(Dataset records)
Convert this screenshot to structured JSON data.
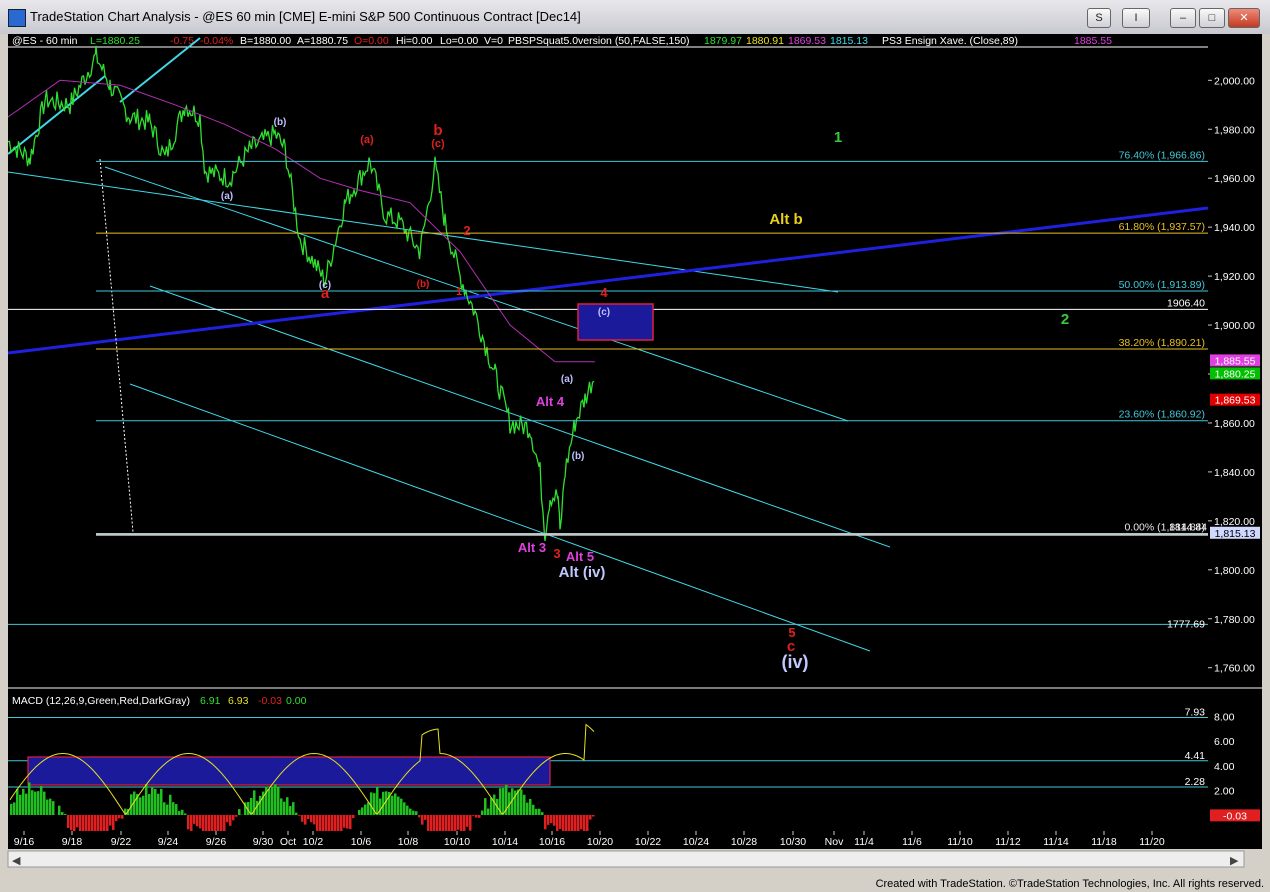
{
  "window": {
    "title": "TradeStation Chart Analysis - @ES 60 min [CME] E-mini S&P 500 Continuous Contract [Dec14]",
    "buttons": [
      "S",
      "I",
      "–",
      "□",
      "✕"
    ]
  },
  "header": {
    "symbol": "@ES - 60 min",
    "cme": "CME",
    "last": "L=1880.25",
    "chg": "-0.75",
    "pct": "-0.04%",
    "bid": "B=1880.00",
    "ask": "A=1880.75",
    "open": "O=0.00",
    "hi": "Hi=0.00",
    "lo": "Lo=0.00",
    "vol": "V=0",
    "study": "PBSPSquat5.0version (50,FALSE,150)",
    "s1": "1879.97",
    "s2": "1880.91",
    "s3": "1869.53",
    "s4": "1815.13",
    "study2": "PS3 Ensign Xave. (Close,89)",
    "s5": "1885.55"
  },
  "price_axis": [
    "2,000.00",
    "1,980.00",
    "1,960.00",
    "1,940.00",
    "1,920.00",
    "1,900.00",
    "1,880.00",
    "1,860.00",
    "1,840.00",
    "1,820.00",
    "1,800.00",
    "1,780.00",
    "1,760.00"
  ],
  "date_axis": [
    "9/16",
    "9/18",
    "9/22",
    "9/24",
    "9/26",
    "9/30",
    "Oct",
    "10/2",
    "10/6",
    "10/8",
    "10/10",
    "10/14",
    "10/16",
    "10/20",
    "10/22",
    "10/24",
    "10/28",
    "10/30",
    "Nov",
    "11/4",
    "11/6",
    "11/10",
    "11/12",
    "11/14",
    "11/18",
    "11/20"
  ],
  "fib_levels": [
    {
      "label": "76.40% (1,966.86)",
      "value": 1966.86
    },
    {
      "label": "61.80% (1,937.57)",
      "value": 1937.57
    },
    {
      "label": "50.00% (1,913.89)",
      "value": 1913.89
    },
    {
      "label": "38.20% (1,890.21)",
      "value": 1890.21
    },
    {
      "label": "23.60% (1,860.92)",
      "value": 1860.92
    },
    {
      "label": "0.00% (1,814.84)",
      "value": 1814.84
    }
  ],
  "horizontal_levels": [
    {
      "label": "1906.40",
      "value": 1906.4
    },
    {
      "label": "1777.69",
      "value": 1777.69
    },
    {
      "label": "1814.84",
      "value": 1814.84
    }
  ],
  "right_tags": [
    {
      "label": "1,885.55",
      "color": "#e040e0",
      "value": 1885.55
    },
    {
      "label": "1,880.25",
      "color": "#00c000",
      "value": 1880.25
    },
    {
      "label": "1,869.53",
      "color": "#e00000",
      "value": 1869.53
    },
    {
      "label": "1,815.13",
      "color": "#cfd8ff",
      "value": 1815.13
    }
  ],
  "wave_labels": [
    {
      "text": "1",
      "color": "#3ac83a"
    },
    {
      "text": "2",
      "color": "#3ac83a"
    },
    {
      "text": "Alt b",
      "color": "#e8d020"
    },
    {
      "text": "b",
      "color": "#e02020"
    },
    {
      "text": "(c)",
      "color": "#e02020"
    },
    {
      "text": "(a)",
      "color": "#e02020"
    },
    {
      "text": "a",
      "color": "#e02020"
    },
    {
      "text": "(c)",
      "color": "#c0c0ff"
    },
    {
      "text": "(b)",
      "color": "#c0c0ff"
    },
    {
      "text": "(a)",
      "color": "#c0c0ff"
    },
    {
      "text": "(b)",
      "color": "#e02020"
    },
    {
      "text": "1",
      "color": "#e02020"
    },
    {
      "text": "2",
      "color": "#e02020"
    },
    {
      "text": "4",
      "color": "#e02020"
    },
    {
      "text": "(c)",
      "color": "#c0c0ff"
    },
    {
      "text": "(a)",
      "color": "#c0c0ff"
    },
    {
      "text": "(b)",
      "color": "#c0c0ff"
    },
    {
      "text": "Alt 4",
      "color": "#e040e0"
    },
    {
      "text": "Alt 3",
      "color": "#e040e0"
    },
    {
      "text": "3",
      "color": "#e02020"
    },
    {
      "text": "Alt 5",
      "color": "#e040e0"
    },
    {
      "text": "Alt (iv)",
      "color": "#c0c8ff"
    },
    {
      "text": "5",
      "color": "#e02020"
    },
    {
      "text": "c",
      "color": "#e02020"
    },
    {
      "text": "(iv)",
      "color": "#c0c8ff"
    }
  ],
  "macd": {
    "label": "MACD (12,26,9,Green,Red,DarkGray)",
    "v1": "6.91",
    "v2": "6.93",
    "v3": "-0.03",
    "v4": "0.00",
    "axis": [
      "8.00",
      "6.00",
      "4.00",
      "2.00"
    ],
    "levels": [
      "7.93",
      "4.41",
      "2.28"
    ],
    "tag": "-0.03"
  },
  "footer": "Created with TradeStation. ©TradeStation Technologies, Inc. All rights reserved.",
  "chart_data": {
    "type": "line",
    "title": "@ES 60 min [CME] E-mini S&P 500 Continuous Contract [Dec14]",
    "x": [
      "9/16",
      "9/18",
      "9/22",
      "9/24",
      "9/26",
      "9/30",
      "10/2",
      "10/6",
      "10/8",
      "10/10",
      "10/14",
      "10/16",
      "10/20"
    ],
    "series": [
      {
        "name": "@ES - 60 min",
        "values": [
          1975,
          2008,
          1985,
          1975,
          1962,
          1972,
          1925,
          1965,
          1950,
          1905,
          1862,
          1815,
          1880
        ]
      },
      {
        "name": "PS3 Ensign Xave. (Close,89)",
        "values": [
          1985,
          2000,
          1998,
          1990,
          1982,
          1972,
          1960,
          1955,
          1950,
          1930,
          1900,
          1885,
          1885
        ]
      }
    ],
    "ylim": [
      1752,
      2012
    ],
    "colors": {
      "price": "#30e030",
      "average": "#b030b0",
      "channel": "#40d8e8",
      "trend": "#2020e0",
      "background": "#000000"
    }
  }
}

EXERCISE DETAILS ->
Reproduce all entries without any change, and omit the pictures.

THE RESPONSE ->
Convert this screenshot to structured JSON data.
{
  "window": {
    "title": "TradeStation Chart Analysis - @ES 60 min [CME] E-mini S&P 500 Continuous Contract [Dec14]",
    "buttons": [
      "S",
      "I",
      "–",
      "□",
      "✕"
    ]
  },
  "header": {
    "symbol": "@ES - 60 min",
    "cme": "CME",
    "last": "L=1880.25",
    "chg": "-0.75",
    "pct": "-0.04%",
    "bid": "B=1880.00",
    "ask": "A=1880.75",
    "open": "O=0.00",
    "hi": "Hi=0.00",
    "lo": "Lo=0.00",
    "vol": "V=0",
    "study": "PBSPSquat5.0version (50,FALSE,150)",
    "s1": "1879.97",
    "s2": "1880.91",
    "s3": "1869.53",
    "s4": "1815.13",
    "study2": "PS3 Ensign Xave. (Close,89)",
    "s5": "1885.55"
  },
  "price_axis": [
    "2,000.00",
    "1,980.00",
    "1,960.00",
    "1,940.00",
    "1,920.00",
    "1,900.00",
    "1,880.00",
    "1,860.00",
    "1,840.00",
    "1,820.00",
    "1,800.00",
    "1,780.00",
    "1,760.00"
  ],
  "date_axis": [
    "9/16",
    "9/18",
    "9/22",
    "9/24",
    "9/26",
    "9/30",
    "Oct",
    "10/2",
    "10/6",
    "10/8",
    "10/10",
    "10/14",
    "10/16",
    "10/20",
    "10/22",
    "10/24",
    "10/28",
    "10/30",
    "Nov",
    "11/4",
    "11/6",
    "11/10",
    "11/12",
    "11/14",
    "11/18",
    "11/20"
  ],
  "fib_levels": [
    {
      "label": "76.40% (1,966.86)",
      "value": 1966.86
    },
    {
      "label": "61.80% (1,937.57)",
      "value": 1937.57
    },
    {
      "label": "50.00% (1,913.89)",
      "value": 1913.89
    },
    {
      "label": "38.20% (1,890.21)",
      "value": 1890.21
    },
    {
      "label": "23.60% (1,860.92)",
      "value": 1860.92
    },
    {
      "label": "0.00% (1,814.84)",
      "value": 1814.84
    }
  ],
  "horizontal_levels": [
    {
      "label": "1906.40",
      "value": 1906.4
    },
    {
      "label": "1777.69",
      "value": 1777.69
    },
    {
      "label": "1814.84",
      "value": 1814.84
    }
  ],
  "right_tags": [
    {
      "label": "1,885.55",
      "color": "#e040e0",
      "value": 1885.55
    },
    {
      "label": "1,880.25",
      "color": "#00c000",
      "value": 1880.25
    },
    {
      "label": "1,869.53",
      "color": "#e00000",
      "value": 1869.53
    },
    {
      "label": "1,815.13",
      "color": "#cfd8ff",
      "value": 1815.13
    }
  ],
  "wave_labels": [
    {
      "text": "1",
      "color": "#3ac83a"
    },
    {
      "text": "2",
      "color": "#3ac83a"
    },
    {
      "text": "Alt b",
      "color": "#e8d020"
    },
    {
      "text": "b",
      "color": "#e02020"
    },
    {
      "text": "(c)",
      "color": "#e02020"
    },
    {
      "text": "(a)",
      "color": "#e02020"
    },
    {
      "text": "a",
      "color": "#e02020"
    },
    {
      "text": "(c)",
      "color": "#c0c0ff"
    },
    {
      "text": "(b)",
      "color": "#c0c0ff"
    },
    {
      "text": "(a)",
      "color": "#c0c0ff"
    },
    {
      "text": "(b)",
      "color": "#e02020"
    },
    {
      "text": "1",
      "color": "#e02020"
    },
    {
      "text": "2",
      "color": "#e02020"
    },
    {
      "text": "4",
      "color": "#e02020"
    },
    {
      "text": "(c)",
      "color": "#c0c0ff"
    },
    {
      "text": "(a)",
      "color": "#c0c0ff"
    },
    {
      "text": "(b)",
      "color": "#c0c0ff"
    },
    {
      "text": "Alt 4",
      "color": "#e040e0"
    },
    {
      "text": "Alt 3",
      "color": "#e040e0"
    },
    {
      "text": "3",
      "color": "#e02020"
    },
    {
      "text": "Alt 5",
      "color": "#e040e0"
    },
    {
      "text": "Alt (iv)",
      "color": "#c0c8ff"
    },
    {
      "text": "5",
      "color": "#e02020"
    },
    {
      "text": "c",
      "color": "#e02020"
    },
    {
      "text": "(iv)",
      "color": "#c0c8ff"
    }
  ],
  "macd": {
    "label": "MACD (12,26,9,Green,Red,DarkGray)",
    "v1": "6.91",
    "v2": "6.93",
    "v3": "-0.03",
    "v4": "0.00",
    "axis": [
      "8.00",
      "6.00",
      "4.00",
      "2.00"
    ],
    "levels": [
      "7.93",
      "4.41",
      "2.28"
    ],
    "tag": "-0.03"
  },
  "footer": "Created with TradeStation. ©TradeStation Technologies, Inc. All rights reserved.",
  "chart_data": {
    "type": "line",
    "title": "@ES 60 min [CME] E-mini S&P 500 Continuous Contract [Dec14]",
    "x": [
      "9/16",
      "9/18",
      "9/22",
      "9/24",
      "9/26",
      "9/30",
      "10/2",
      "10/6",
      "10/8",
      "10/10",
      "10/14",
      "10/16",
      "10/20"
    ],
    "series": [
      {
        "name": "@ES - 60 min",
        "values": [
          1975,
          2008,
          1985,
          1975,
          1962,
          1972,
          1925,
          1965,
          1950,
          1905,
          1862,
          1815,
          1880
        ]
      },
      {
        "name": "PS3 Ensign Xave. (Close,89)",
        "values": [
          1985,
          2000,
          1998,
          1990,
          1982,
          1972,
          1960,
          1955,
          1950,
          1930,
          1900,
          1885,
          1885
        ]
      }
    ],
    "ylim": [
      1752,
      2012
    ],
    "colors": {
      "price": "#30e030",
      "average": "#b030b0",
      "channel": "#40d8e8",
      "trend": "#2020e0",
      "background": "#000000"
    }
  }
}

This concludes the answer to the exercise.